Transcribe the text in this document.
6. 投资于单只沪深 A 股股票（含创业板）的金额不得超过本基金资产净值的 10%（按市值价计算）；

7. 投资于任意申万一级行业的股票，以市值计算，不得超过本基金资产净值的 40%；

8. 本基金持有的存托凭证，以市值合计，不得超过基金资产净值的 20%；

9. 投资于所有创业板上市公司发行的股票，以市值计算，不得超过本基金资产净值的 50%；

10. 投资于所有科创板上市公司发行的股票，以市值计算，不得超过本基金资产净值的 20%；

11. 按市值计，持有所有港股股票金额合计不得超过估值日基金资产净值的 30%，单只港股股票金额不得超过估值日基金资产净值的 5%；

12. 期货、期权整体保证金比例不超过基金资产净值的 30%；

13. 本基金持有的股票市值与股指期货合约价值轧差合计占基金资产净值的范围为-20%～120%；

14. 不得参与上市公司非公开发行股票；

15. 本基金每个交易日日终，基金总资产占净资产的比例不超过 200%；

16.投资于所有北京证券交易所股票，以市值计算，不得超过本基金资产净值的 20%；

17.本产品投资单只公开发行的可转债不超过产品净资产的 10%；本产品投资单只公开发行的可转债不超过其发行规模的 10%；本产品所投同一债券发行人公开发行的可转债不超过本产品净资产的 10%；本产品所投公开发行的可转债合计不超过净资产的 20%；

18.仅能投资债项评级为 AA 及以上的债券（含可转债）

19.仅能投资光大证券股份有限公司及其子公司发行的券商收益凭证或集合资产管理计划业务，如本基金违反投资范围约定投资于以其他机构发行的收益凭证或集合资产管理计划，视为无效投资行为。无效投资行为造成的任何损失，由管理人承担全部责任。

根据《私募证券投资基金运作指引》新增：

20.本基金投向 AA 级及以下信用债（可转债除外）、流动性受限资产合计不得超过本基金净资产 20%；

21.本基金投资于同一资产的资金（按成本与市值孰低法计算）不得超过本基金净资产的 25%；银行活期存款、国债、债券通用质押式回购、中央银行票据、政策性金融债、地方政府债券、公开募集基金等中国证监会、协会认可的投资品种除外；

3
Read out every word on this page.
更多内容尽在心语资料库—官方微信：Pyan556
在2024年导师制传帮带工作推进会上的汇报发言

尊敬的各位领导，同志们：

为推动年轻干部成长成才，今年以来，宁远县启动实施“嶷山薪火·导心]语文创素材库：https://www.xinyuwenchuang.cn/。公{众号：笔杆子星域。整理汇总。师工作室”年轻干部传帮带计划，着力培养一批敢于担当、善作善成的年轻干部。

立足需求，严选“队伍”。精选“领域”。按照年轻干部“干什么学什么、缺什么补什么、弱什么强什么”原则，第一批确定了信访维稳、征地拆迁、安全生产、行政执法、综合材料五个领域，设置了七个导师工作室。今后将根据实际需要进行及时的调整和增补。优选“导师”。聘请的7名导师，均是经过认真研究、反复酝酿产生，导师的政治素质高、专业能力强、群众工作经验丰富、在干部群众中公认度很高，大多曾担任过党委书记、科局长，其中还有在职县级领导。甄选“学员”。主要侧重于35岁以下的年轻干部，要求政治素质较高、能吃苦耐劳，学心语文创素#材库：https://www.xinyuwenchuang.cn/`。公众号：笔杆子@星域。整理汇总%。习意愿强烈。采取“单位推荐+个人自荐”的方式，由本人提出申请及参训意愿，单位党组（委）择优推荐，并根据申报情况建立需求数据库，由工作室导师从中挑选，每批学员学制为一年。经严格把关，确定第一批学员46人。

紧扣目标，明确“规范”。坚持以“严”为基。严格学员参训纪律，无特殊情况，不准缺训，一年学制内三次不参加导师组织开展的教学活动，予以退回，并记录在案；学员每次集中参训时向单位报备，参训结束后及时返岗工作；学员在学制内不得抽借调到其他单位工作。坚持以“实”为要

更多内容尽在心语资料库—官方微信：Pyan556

§ **BRIEF**
Lines holding the word "整理汇总" in the entries above are the ones to pull out. Copy them all.

§ **RESULT OF THIS TASK**
为推动年轻干部成长成才，今年以来，宁远县启动实施“嶷山薪火·导心]语文创素材库：https://www.xinyuwenchuang.cn/。公{众号：笔杆子星域。整理汇总。师工作室”年轻干部传帮带计划，着力培养一批敢于担当、善作善成的年轻干部。
立足需求，严选“队伍”。精选“领域”。按照年轻干部“干什么学什么、缺什么补什么、弱什么强什么”原则，第一批确定了信访维稳、征地拆迁、安全生产、行政执法、综合材料五个领域，设置了七个导师工作室。今后将根据实际需要进行及时的调整和增补。优选“导师”。聘请的7名导师，均是经过认真研究、反复酝酿产生，导师的政治素质高、专业能力强、群众工作经验丰富、在干部群众中公认度很高，大多曾担任过党委书记、科局长，其中还有在职县级领导。甄选“学员”。主要侧重于35岁以下的年轻干部，要求政治素质较高、能吃苦耐劳，学心语文创素#材库：https://www.xinyuwenchuang.cn/`。公众号：笔杆子@星域。整理汇总%。习意愿强烈。采取“单位推荐+个人自荐”的方式，由本人提出申请及参训意愿，单位党组（委）择优推荐，并根据申报情况建立需求数据库，由工作室导师从中挑选，每批学员学制为一年。经严格把关，确定第一批学员46人。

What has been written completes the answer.